— start of Records for the task —

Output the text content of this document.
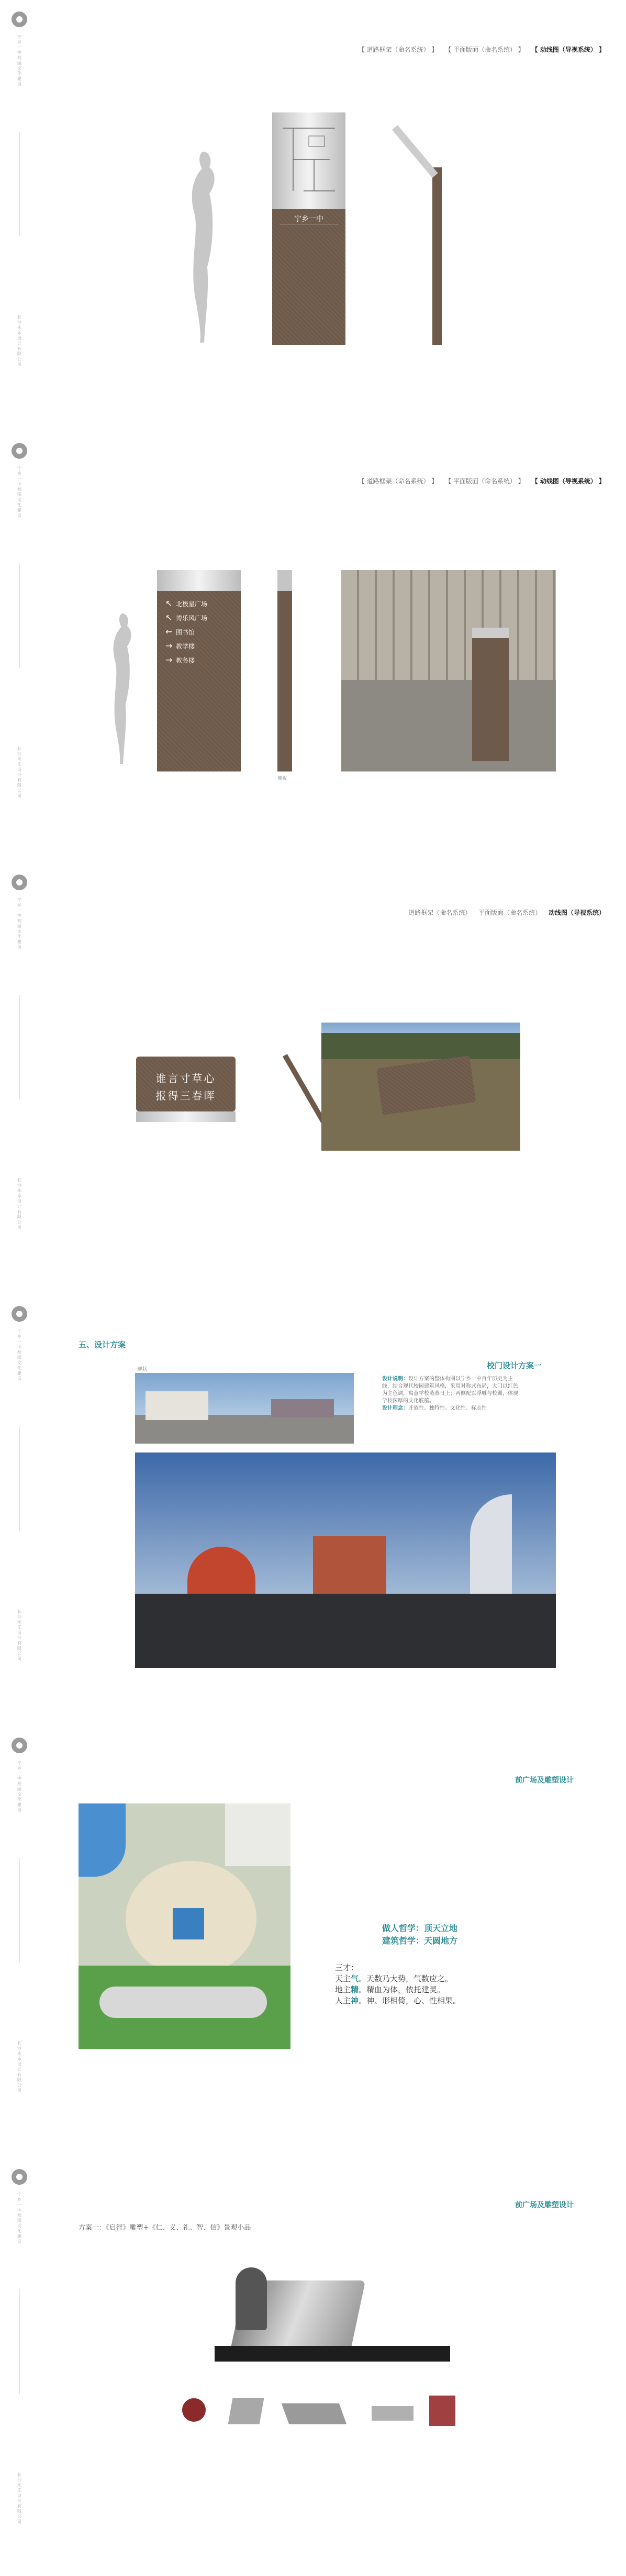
宁乡一中校园文化建设
长沙米乐设计有限公司
【 道路框架（命名系统） 】 【 平面版面（命名系统） 】 【 动线图（导视系统） 】
宁乡一中
宁乡一中校园文化建设
长沙米乐设计有限公司
【 道路框架（命名系统） 】 【 平面版面（命名系统） 】 【 动线图（导视系统） 】
↖ 北极星广场
↖ 博乐风广场
← 图书馆
→ 教学楼
→ 教务楼
侧视
宁乡一中校园文化建设
长沙米乐设计有限公司
道路框架（命名系统） 平面版面（命名系统） 动线图（导视系统）
谁言寸草心
报得三春晖
宁乡一中校园文化建设
长沙米乐设计有限公司
五、设计方案
现状	校门设计方案一
设计说明：设计方案的整体构图以宁乡一中百年历史为主线，结合现代校园建筑风格，采用对称式布局，大门以红色为主色调，寓意学校蒸蒸日上；两侧配以浮雕与校训，体现学校深厚的文化底蕴。
设计理念：开放性、独特性、文化性、标志性
宁乡一中校园文化建设
长沙米乐设计有限公司
前广场及雕塑设计
做人哲学：顶天立地
建筑哲学：天圆地方
三才：
天主气。天数乃大势，气数应之。
地主精。精血为体，依托建灵。
人主神。神、形相倚，心、性相果。
宁乡一中校园文化建设
长沙米乐设计有限公司
前广场及雕塑设计
方案一：《启智》雕塑+《仁、义、礼、智、信》景观小品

— end of Records for the task —

Your copy should match the records word for word, with the pictures removed.

:: Right answer ::
Output the text content of this document.
宁乡一中校园文化建设
长沙米乐设计有限公司
【 道路框架（命名系统） 】 【 平面版面（命名系统） 】 【 动线图（导视系统） 】
宁乡一中
宁乡一中校园文化建设
长沙米乐设计有限公司
【 道路框架（命名系统） 】 【 平面版面（命名系统） 】 【 动线图（导视系统） 】
↖ 北极星广场
↖ 博乐风广场
← 图书馆
→ 教学楼
→ 教务楼
侧视
宁乡一中校园文化建设
长沙米乐设计有限公司
道路框架（命名系统） 平面版面（命名系统） 动线图（导视系统）
谁言寸草心
报得三春晖
宁乡一中校园文化建设
长沙米乐设计有限公司
五、设计方案
现状	校门设计方案一
设计说明：设计方案的整体构图以宁乡一中百年历史为主线，结合现代校园建筑风格，采用对称式布局，大门以红色为主色调，寓意学校蒸蒸日上；两侧配以浮雕与校训，体现学校深厚的文化底蕴。
设计理念：开放性、独特性、文化性、标志性
宁乡一中校园文化建设
长沙米乐设计有限公司
前广场及雕塑设计
做人哲学：顶天立地
建筑哲学：天圆地方
三才：
天主气。天数乃大势，气数应之。
地主精。精血为体，依托建灵。
人主神。神、形相倚，心、性相果。
宁乡一中校园文化建设
长沙米乐设计有限公司
前广场及雕塑设计
方案一：《启智》雕塑+《仁、义、礼、智、信》景观小品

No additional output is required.